_Blocco di testo_
##########

Il biocapitalismo ha scoperto che il valore risiede nelle identità, nei significati, nelle esperienze degli individui e nel loro desiderio di acquisire sempre nuove identità, nuovi significati, nuove esperienze. Grazie al fatto che oggi la materia biologica e il vissuto psichico sono brevettabili e manipolabili, essi diventano le vere fonti del valore.
L'esigenza del biocapitalismo diventa quella di trovare sempre nuovi modelli di utilizzo delle nuovi fonti di valore e di costruire un ambiente che alimenti costantemente il desiderio di identità, significati ed esperienze.
Il biocapitalismo non punta a contrattare un costo di acquisto o un prezzo finale, ma a persuadere verso l'accettazione di un modello di vita.

sabato 9 febbraio 2008

Prepararsi al naufragio

Nel 1961 il Presidente del Consiglio dei ministri Amintore Fanfani nominò il 39enne Ettore Bernabei direttore generale della Rai, il quale restò capoazienda per quasi 14 anni, fino al 1974.
Nell'Italia del 2008 la nomina di un 39enne a ruoli rilevanti ci appare impossibile. In effetti se un politico osasse fare una tale scelta verrebbe accusato di incoscienza a dare a un "bambino" tanto potere.
Ma perché e quando in Italia si è radicata una tale gerontocrazia?
Senza poter dare risposte definitive in poche righe di un blog, penso che vi sia un legame stretto tra debolezza della classe dirigente e gerontocrazia. Più una classe dirigente si considera legittimata, forte e ritiene di poter restare al potere sul medio-lungo periodo, tanto più potrà delegare potere alla generazione successiva senza temere di venirne scalzata dall'oggi al domani. Al contrario una classe dirigente cosciente dei propri limiti si circonderà di lacché e incapaci; nominerà in ruoli di responsabilità persone avanti con gli anni, più ricattabili e, per ragioni strettamente anagrafiche, poco aduse a ragionare sul lungo termine. Questo meccanismo garantisce la classe dirigente in sella ma paralizza il Paese, come accade oggi in Italia.
In realtà non sembra che al di sotto dell'attuale classe dirigente italiana non vi sia nessuno pronto e capace a prenderne il potere. I boss italiani sono screditati ma hanno ancora la forza per soffocare sul nascere ogni cambiamento. Questo è il vero dramma italiano. L'unica soluzione sembra essere quella di attendere il naufragio definitivo dell'Italia e di questa classe dirigente per lasciare ai sopravvissuti il compito della ricostruzione. E non è detto che sopravviveranno i migliori.

##########

_Dati estratti_
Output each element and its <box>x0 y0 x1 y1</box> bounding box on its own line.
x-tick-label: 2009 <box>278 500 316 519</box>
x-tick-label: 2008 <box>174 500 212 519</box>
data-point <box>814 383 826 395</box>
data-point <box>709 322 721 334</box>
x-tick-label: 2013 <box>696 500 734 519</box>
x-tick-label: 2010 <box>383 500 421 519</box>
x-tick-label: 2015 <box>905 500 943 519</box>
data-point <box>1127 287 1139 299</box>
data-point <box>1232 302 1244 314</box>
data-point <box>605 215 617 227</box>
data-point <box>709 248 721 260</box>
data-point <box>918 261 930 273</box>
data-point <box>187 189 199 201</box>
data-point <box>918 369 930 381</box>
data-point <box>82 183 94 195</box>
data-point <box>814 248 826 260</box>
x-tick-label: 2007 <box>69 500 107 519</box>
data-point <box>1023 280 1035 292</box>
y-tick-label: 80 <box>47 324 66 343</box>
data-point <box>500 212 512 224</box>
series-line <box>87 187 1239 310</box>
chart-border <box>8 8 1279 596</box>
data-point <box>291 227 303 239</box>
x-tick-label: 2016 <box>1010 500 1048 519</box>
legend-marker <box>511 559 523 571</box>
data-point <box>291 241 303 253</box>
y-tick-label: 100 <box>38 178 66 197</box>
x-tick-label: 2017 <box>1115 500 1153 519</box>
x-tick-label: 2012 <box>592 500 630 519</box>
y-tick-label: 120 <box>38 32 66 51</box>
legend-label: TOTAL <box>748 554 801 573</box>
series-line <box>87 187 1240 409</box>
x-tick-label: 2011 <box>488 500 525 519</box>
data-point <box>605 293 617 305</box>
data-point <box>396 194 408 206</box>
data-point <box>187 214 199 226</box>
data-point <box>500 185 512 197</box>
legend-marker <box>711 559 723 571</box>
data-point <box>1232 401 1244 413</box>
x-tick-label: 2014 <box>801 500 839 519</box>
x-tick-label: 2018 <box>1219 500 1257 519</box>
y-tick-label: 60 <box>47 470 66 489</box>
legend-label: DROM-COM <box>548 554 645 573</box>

##########

_Il compito_
Secondo il blocco di testo, chi nominò Ettore Bernabei direttore generale della Rai nel 1961?

_La tua soluzione_
Lo nominò il Presidente del Consiglio dei ministri Amintore Fanfani.